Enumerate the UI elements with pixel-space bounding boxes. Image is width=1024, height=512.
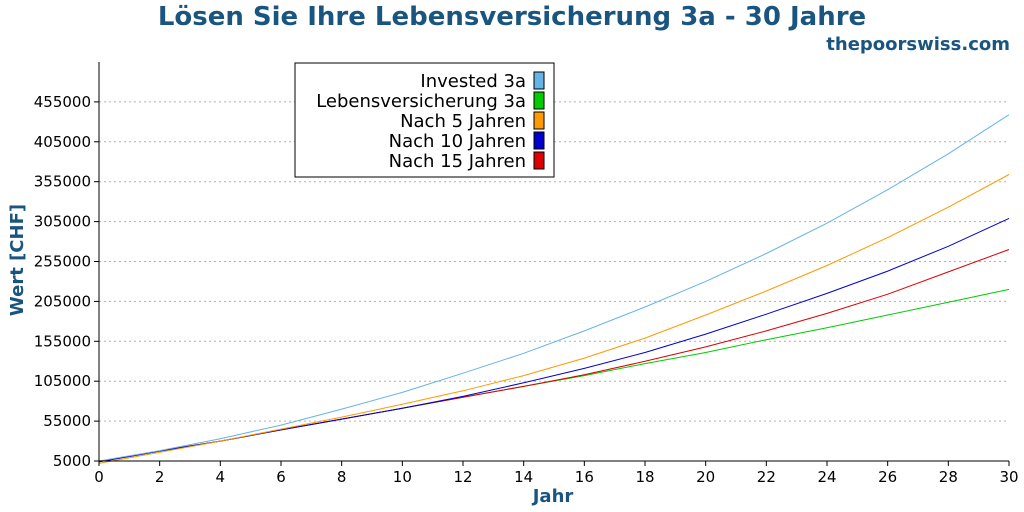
x-tick-label: 26 (878, 468, 897, 486)
x-tick-label: 30 (999, 468, 1018, 486)
x-tick-label: 14 (514, 468, 533, 486)
legend-label: Lebensversicherung 3a (316, 91, 526, 112)
y-tick-label: 405000 (34, 133, 91, 151)
x-tick-label: 20 (696, 468, 715, 486)
legend-label: Nach 10 Jahren (389, 131, 526, 152)
y-tick-label: 255000 (34, 253, 91, 271)
y-axis-title: Wert [CHF] (7, 204, 28, 316)
x-tick-label: 6 (276, 468, 286, 486)
x-tick-label: 18 (635, 468, 654, 486)
series-line-0 (98, 114, 1010, 462)
series-lines (98, 114, 1010, 464)
x-axis-title: Jahr (531, 486, 574, 507)
x-tick-label: 0 (94, 468, 104, 486)
legend-swatch (533, 111, 545, 130)
y-tick-label: 305000 (34, 213, 91, 231)
legend-swatch (533, 71, 545, 90)
y-tick-label: 205000 (34, 292, 91, 310)
y-tick-label: 105000 (34, 372, 91, 390)
x-tick-label: 16 (575, 468, 594, 486)
x-tick-label: 8 (337, 468, 347, 486)
y-ticks: 5000 55000 105000 155000 205000 255000 305000 3… (34, 93, 99, 470)
legend-label: Nach 15 Jahren (389, 151, 526, 172)
legend-swatch (533, 151, 545, 170)
series-line-4 (98, 249, 1010, 463)
legend-swatch (533, 91, 545, 110)
x-tick-label: 28 (939, 468, 958, 486)
x-tick-label: 2 (155, 468, 165, 486)
y-tick-label: 155000 (34, 332, 91, 350)
legend-label: Nach 5 Jahren (400, 111, 526, 132)
legend-box (294, 62, 555, 178)
y-tick-label: 55000 (43, 412, 91, 430)
y-tick-label: 455000 (34, 93, 91, 111)
y-tick-label: 5000 (53, 452, 91, 470)
x-ticks: 0 2 4 6 8 10 12 14 16 18 20 22 24 26 28 30 (94, 461, 1019, 486)
x-tick-label: 10 (393, 468, 412, 486)
chart-title: Lösen Sie Ihre Lebensversicherung 3a - 3… (157, 2, 867, 32)
x-tick-label: 4 (216, 468, 226, 486)
series-line-3 (98, 217, 1010, 463)
legend-label: Invested 3a (420, 71, 526, 92)
y-tick-label: 355000 (34, 173, 91, 191)
series-line-2 (98, 174, 1010, 464)
watermark-text: thepoorswiss.com (826, 34, 1010, 55)
x-tick-label: 22 (757, 468, 776, 486)
legend-swatch (533, 131, 545, 150)
x-tick-label: 12 (453, 468, 472, 486)
x-tick-label: 24 (817, 468, 836, 486)
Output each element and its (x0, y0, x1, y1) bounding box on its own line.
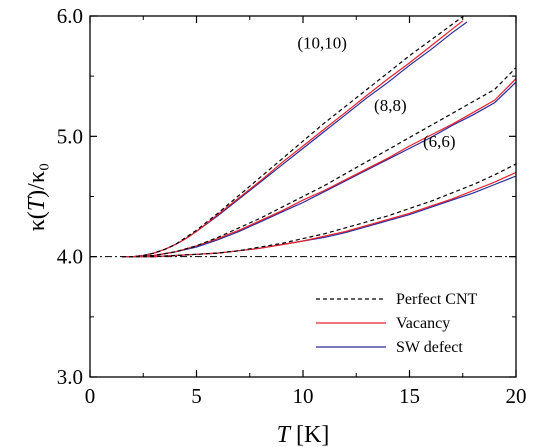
x-tick-label: 5 (191, 384, 202, 408)
y-tick-label: 4.0 (57, 245, 83, 269)
legend-label-sw: SW defect (396, 339, 463, 356)
y-axis-label-pre: κ( (24, 211, 50, 231)
x-axis-label-unit: [K] (290, 422, 329, 447)
y-tick-label: 6.0 (57, 4, 83, 28)
series-line-6-6-vacancy (122, 171, 516, 258)
series-line-10-10-sw (122, 21, 468, 258)
x-tick-label: 20 (506, 384, 527, 408)
x-axis-label: T [K] (277, 422, 330, 447)
y-tick-label: 5.0 (57, 124, 83, 148)
series-line-10-10-vacancy (122, 20, 464, 258)
legend: Perfect CNT Vacancy SW defect (316, 291, 478, 356)
x-axis-label-var: T (277, 422, 292, 447)
tick-layer: 0 5 10 15 20 3.0 4.0 5.0 6.0 (57, 4, 527, 408)
y-axis-label-post: )/κ₀ (24, 163, 50, 198)
annotation-layer: (10,10) (8,8) (6,6) (297, 33, 455, 151)
annotation-6-6: (6,6) (423, 132, 456, 151)
y-axis-label-var: T (24, 196, 50, 211)
series-line-8-8-vacancy (122, 78, 516, 258)
series-line-6-6-perfect (122, 163, 516, 258)
annotation-8-8: (8,8) (374, 96, 407, 115)
series-line-8-8-perfect (122, 67, 516, 258)
series-layer (122, 16, 516, 258)
y-tick-label: 3.0 (57, 365, 83, 389)
x-tick-label: 10 (293, 384, 314, 408)
series-line-8-8-sw (122, 81, 516, 258)
legend-label-perfect: Perfect CNT (396, 291, 478, 308)
x-tick-label: 0 (85, 384, 96, 408)
plot-frame (89, 15, 517, 378)
y-axis-label: κ(T)/κ₀ (24, 163, 50, 232)
legend-label-vacancy: Vacancy (396, 315, 450, 332)
x-tick-label: 15 (399, 384, 420, 408)
annotation-10-10: (10,10) (297, 33, 347, 52)
series-line-10-10-perfect (122, 16, 465, 258)
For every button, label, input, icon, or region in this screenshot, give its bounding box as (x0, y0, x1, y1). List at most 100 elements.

- Work to be completed
Could you write out every one of the rows above again, switching "x-tick-label" to "x-tick-text" wherever it occurs and changing nothing else? Leave the pictures out.

- The result
Enumerate the UI elements with pixel-space bounding boxes. Image is width=1024, height=512.
x-tick-text: 26 (878, 468, 897, 486)
x-tick-text: 30 (999, 468, 1018, 486)
x-tick-text: 14 (514, 468, 533, 486)
legend-label: Lebensversicherung 3a (316, 91, 526, 112)
y-tick-label: 405000 (34, 133, 91, 151)
x-tick-text: 20 (696, 468, 715, 486)
legend-label: Nach 10 Jahren (389, 131, 526, 152)
y-tick-label: 255000 (34, 253, 91, 271)
y-axis-title: Wert [CHF] (7, 204, 28, 316)
x-tick-text: 6 (276, 468, 286, 486)
x-tick-text: 18 (635, 468, 654, 486)
series-line-0 (98, 114, 1010, 462)
series-lines (98, 114, 1010, 464)
x-axis-title: Jahr (531, 486, 574, 507)
x-tick-text: 0 (94, 468, 104, 486)
legend-swatch (533, 111, 545, 130)
y-tick-label: 305000 (34, 213, 91, 231)
legend-swatch (533, 71, 545, 90)
y-tick-label: 205000 (34, 292, 91, 310)
y-tick-label: 105000 (34, 372, 91, 390)
x-tick-text: 16 (575, 468, 594, 486)
x-tick-text: 8 (337, 468, 347, 486)
y-ticks: 5000 55000 105000 155000 205000 255000 305000 3… (34, 93, 99, 470)
legend-label: Nach 15 Jahren (389, 151, 526, 172)
legend-swatch (533, 151, 545, 170)
series-line-4 (98, 249, 1010, 463)
legend-swatch (533, 91, 545, 110)
x-tick-text: 28 (939, 468, 958, 486)
x-tick-text: 2 (155, 468, 165, 486)
y-tick-label: 155000 (34, 332, 91, 350)
legend-label: Nach 5 Jahren (400, 111, 526, 132)
legend-box (294, 62, 555, 178)
y-tick-label: 55000 (43, 412, 91, 430)
y-tick-label: 455000 (34, 93, 91, 111)
y-tick-label: 5000 (53, 452, 91, 470)
x-ticks: 0 2 4 6 8 10 12 14 16 18 20 22 24 26 28 30 (94, 461, 1019, 486)
x-tick-text: 10 (393, 468, 412, 486)
chart-title: Lösen Sie Ihre Lebensversicherung 3a - 3… (157, 2, 867, 32)
x-tick-text: 4 (216, 468, 226, 486)
series-line-3 (98, 217, 1010, 463)
legend-label: Invested 3a (420, 71, 526, 92)
y-tick-label: 355000 (34, 173, 91, 191)
series-line-2 (98, 174, 1010, 464)
watermark-text: thepoorswiss.com (826, 34, 1010, 55)
x-tick-text: 22 (757, 468, 776, 486)
legend-swatch (533, 131, 545, 150)
x-tick-text: 12 (453, 468, 472, 486)
x-tick-text: 24 (817, 468, 836, 486)
Output each element and its (x0, y0, x1, y1) bounding box on its own line.
x-tick-text: 5 (191, 384, 202, 408)
y-tick-label: 4.0 (57, 245, 83, 269)
legend-label-sw: SW defect (396, 339, 463, 356)
y-axis-label-pre: κ( (24, 211, 50, 231)
x-axis-label-unit: [K] (290, 422, 329, 447)
y-tick-label: 6.0 (57, 4, 83, 28)
series-line-6-6-vacancy (122, 171, 516, 258)
series-line-10-10-sw (122, 21, 468, 258)
x-tick-text: 20 (506, 384, 527, 408)
x-axis-label: T [K] (277, 422, 330, 447)
y-tick-label: 5.0 (57, 124, 83, 148)
series-line-10-10-vacancy (122, 20, 464, 258)
legend: Perfect CNT Vacancy SW defect (316, 291, 478, 356)
x-axis-label-var: T (277, 422, 292, 447)
tick-layer: 0 5 10 15 20 3.0 4.0 5.0 6.0 (57, 4, 527, 408)
y-axis-label-post: )/κ₀ (24, 163, 50, 198)
annotation-layer: (10,10) (8,8) (6,6) (297, 33, 455, 151)
annotation-6-6: (6,6) (423, 132, 456, 151)
y-axis-label-var: T (24, 196, 50, 211)
series-line-8-8-vacancy (122, 78, 516, 258)
series-line-6-6-perfect (122, 163, 516, 258)
annotation-8-8: (8,8) (374, 96, 407, 115)
series-line-8-8-perfect (122, 67, 516, 258)
series-layer (122, 16, 516, 258)
y-tick-label: 3.0 (57, 365, 83, 389)
x-tick-text: 10 (293, 384, 314, 408)
series-line-8-8-sw (122, 81, 516, 258)
legend-label-perfect: Perfect CNT (396, 291, 478, 308)
x-tick-text: 0 (85, 384, 96, 408)
plot-frame (89, 15, 517, 378)
y-axis-label: κ(T)/κ₀ (24, 163, 50, 232)
legend-label-vacancy: Vacancy (396, 315, 450, 332)
x-tick-text: 15 (399, 384, 420, 408)
annotation-10-10: (10,10) (297, 33, 347, 52)
series-line-10-10-perfect (122, 16, 465, 258)
For every button, label, input, icon, or region in this screenshot, give its bounding box as (x0, y0, x1, y1). List at most 100 elements.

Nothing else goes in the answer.